Output every entry exactly, from the first line to the last.

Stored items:
########

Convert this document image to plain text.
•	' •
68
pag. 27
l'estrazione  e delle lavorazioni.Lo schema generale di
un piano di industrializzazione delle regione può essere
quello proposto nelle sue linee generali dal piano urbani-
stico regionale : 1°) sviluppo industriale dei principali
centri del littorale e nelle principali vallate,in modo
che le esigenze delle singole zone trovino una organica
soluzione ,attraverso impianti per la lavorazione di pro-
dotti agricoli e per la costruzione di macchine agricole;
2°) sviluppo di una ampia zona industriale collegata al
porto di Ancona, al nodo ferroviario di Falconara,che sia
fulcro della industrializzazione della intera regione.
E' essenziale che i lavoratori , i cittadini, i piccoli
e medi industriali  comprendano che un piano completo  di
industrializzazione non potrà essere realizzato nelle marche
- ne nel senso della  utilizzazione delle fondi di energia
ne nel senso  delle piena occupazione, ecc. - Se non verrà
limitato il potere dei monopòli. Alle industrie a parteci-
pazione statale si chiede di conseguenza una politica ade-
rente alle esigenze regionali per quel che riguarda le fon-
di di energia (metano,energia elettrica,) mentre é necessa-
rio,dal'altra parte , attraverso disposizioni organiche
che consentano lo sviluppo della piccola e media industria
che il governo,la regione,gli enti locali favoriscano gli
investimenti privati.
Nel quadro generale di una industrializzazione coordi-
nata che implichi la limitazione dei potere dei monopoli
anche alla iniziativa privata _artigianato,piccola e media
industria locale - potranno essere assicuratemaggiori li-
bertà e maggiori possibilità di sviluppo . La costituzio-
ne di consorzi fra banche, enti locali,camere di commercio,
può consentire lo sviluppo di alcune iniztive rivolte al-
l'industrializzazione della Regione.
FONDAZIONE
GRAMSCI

########

## [Expected answer]
Convert this document image to plain text.
•	' •
68
pag. 27
l'estrazione  e delle lavorazioni.Lo schema generale di
un piano di industrializzazione delle regione può essere
quello proposto nelle sue linee generali dal piano urbani-
stico regionale : 1°) sviluppo industriale dei principali
centri del littorale e nelle principali vallate,in modo
che le esigenze delle singole zone trovino una organica
soluzione ,attraverso impianti per la lavorazione di pro-
dotti agricoli e per la costruzione di macchine agricole;
2°) sviluppo di una ampia zona industriale collegata al
porto di Ancona, al nodo ferroviario di Falconara,che sia
fulcro della industrializzazione della intera regione.
E' essenziale che i lavoratori , i cittadini, i piccoli
e medi industriali  comprendano che un piano completo  di
industrializzazione non potrà essere realizzato nelle marche
- ne nel senso della  utilizzazione delle fondi di energia
ne nel senso  delle piena occupazione, ecc. - Se non verrà
limitato il potere dei monopòli. Alle industrie a parteci-
pazione statale si chiede di conseguenza una politica ade-
rente alle esigenze regionali per quel che riguarda le fon-
di di energia (metano,energia elettrica,) mentre é necessa-
rio,dal'altra parte , attraverso disposizioni organiche
che consentano lo sviluppo della piccola e media industria
che il governo,la regione,gli enti locali favoriscano gli
investimenti privati.
Nel quadro generale di una industrializzazione coordi-
nata che implichi la limitazione dei potere dei monopoli
anche alla iniziativa privata _artigianato,piccola e media
industria locale - potranno essere assicuratemaggiori li-
bertà e maggiori possibilità di sviluppo . La costituzio-
ne di consorzi fra banche, enti locali,camere di commercio,
può consentire lo sviluppo di alcune iniztive rivolte al-
l'industrializzazione della Regione.
FONDAZIONE
GRAMSCI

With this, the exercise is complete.